## EXERCISE DESCRIPTION
Retype the data that follows line by line, exactly, and leave its pictures out.

[Saved entries]
** Start **

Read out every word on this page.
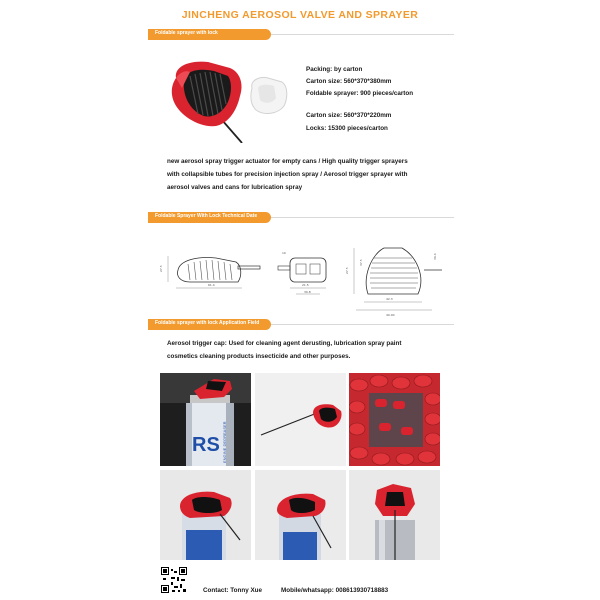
JINCHENG AEROSOL VALVE AND SPRAYER
Foldable sprayer with lock
Packing: by carton
Carton size: 560*370*380mm
Foldable sprayer: 900 pieces/carton
Carton size: 560*370*220mm
Locks: 15300 pieces/carton
new aerosol spray trigger actuator for empty cans / High quality trigger sprayers
with collapsible tubes for precision injection spray / Aerosol trigger sprayer with
aerosol valves and cans for lubrication spray
Foldable Sprayer With Lock Technical Date
61.4
27.5
21.5
30.8
10
27.5
37.5
36.4
42.3
40.00
Foldable sprayer with lock Application Field
Aerosol trigger cap: Used for cleaning agent derusting, lubrication spray paint
cosmetics cleaning products insecticide and other purposes.
RS ENGINE DEGREASER
Contact: Tonny Xue	Mobile/whatsapp: 008613930718883
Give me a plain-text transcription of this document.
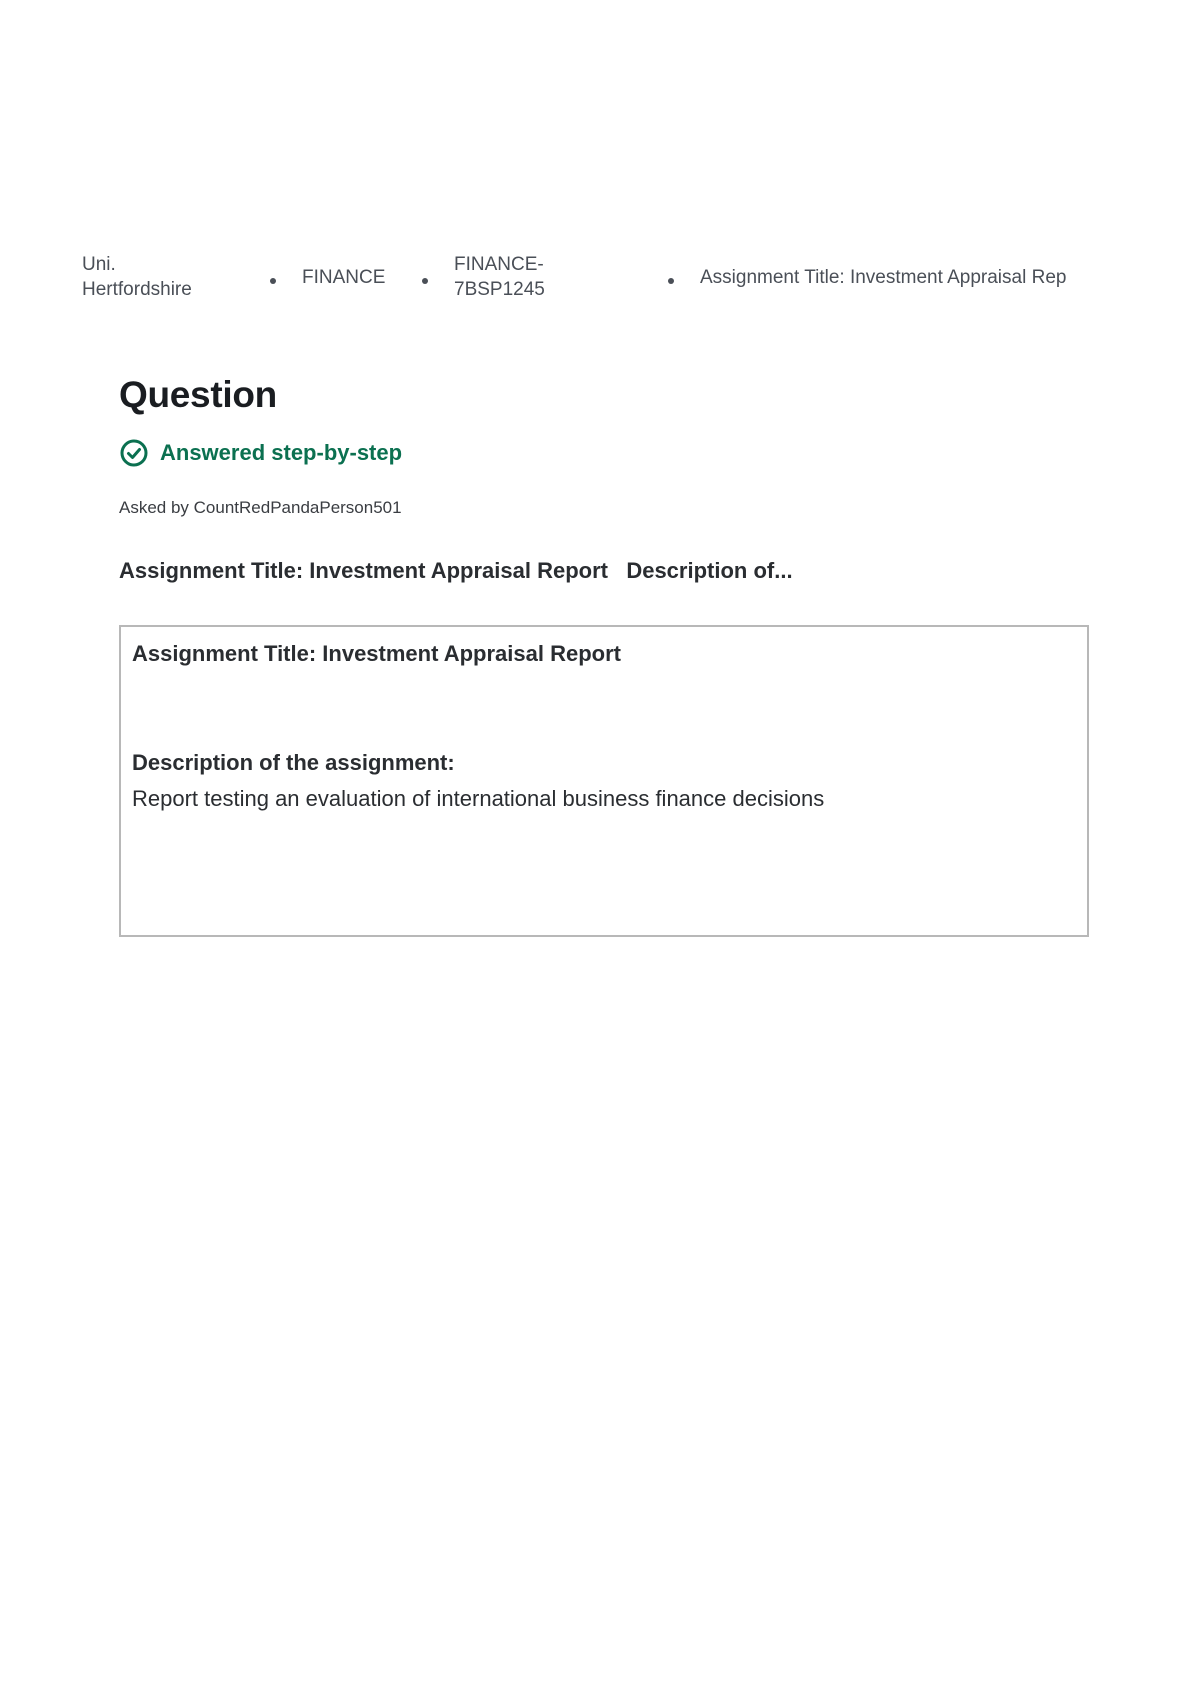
Uni.
Hertfordshire
FINANCE
FINANCE-
7BSP1245
Assignment Title: Investment Appraisal Rep
Question
Answered step-by-step
Asked by CountRedPandaPerson501
Assignment Title: Investment Appraisal Report   Description of...

Assignment Title: Investment Appraisal Report

Description of the assignment:

Report testing an evaluation of international business finance decisions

** End **

## REPLY TO THE TASK
Read out every word on this page.
JINCHENG AEROSOL VALVE AND SPRAYER
Foldable sprayer with lock
Packing: by carton
Carton size: 560*370*380mm
Foldable sprayer: 900 pieces/carton
Carton size: 560*370*220mm
Locks: 15300 pieces/carton
new aerosol spray trigger actuator for empty cans / High quality trigger sprayers
with collapsible tubes for precision injection spray / Aerosol trigger sprayer with
aerosol valves and cans for lubrication spray
Foldable Sprayer With Lock Technical Date
61.4
27.5
21.5
30.8
10
27.5
37.5
36.4
42.3
40.00
Foldable sprayer with lock Application Field
Aerosol trigger cap: Used for cleaning agent derusting, lubrication spray paint
cosmetics cleaning products insecticide and other purposes.
RS ENGINE DEGREASER
Contact: Tonny Xue	Mobile/whatsapp: 008613930718883
Give me a plain-text transcription of this document.
Uni.
Hertfordshire
FINANCE
FINANCE-
7BSP1245
Assignment Title: Investment Appraisal Rep
Question
Answered step-by-step
Asked by CountRedPandaPerson501
Assignment Title: Investment Appraisal Report   Description of...

Assignment Title: Investment Appraisal Report

Description of the assignment:

Report testing an evaluation of international business finance decisions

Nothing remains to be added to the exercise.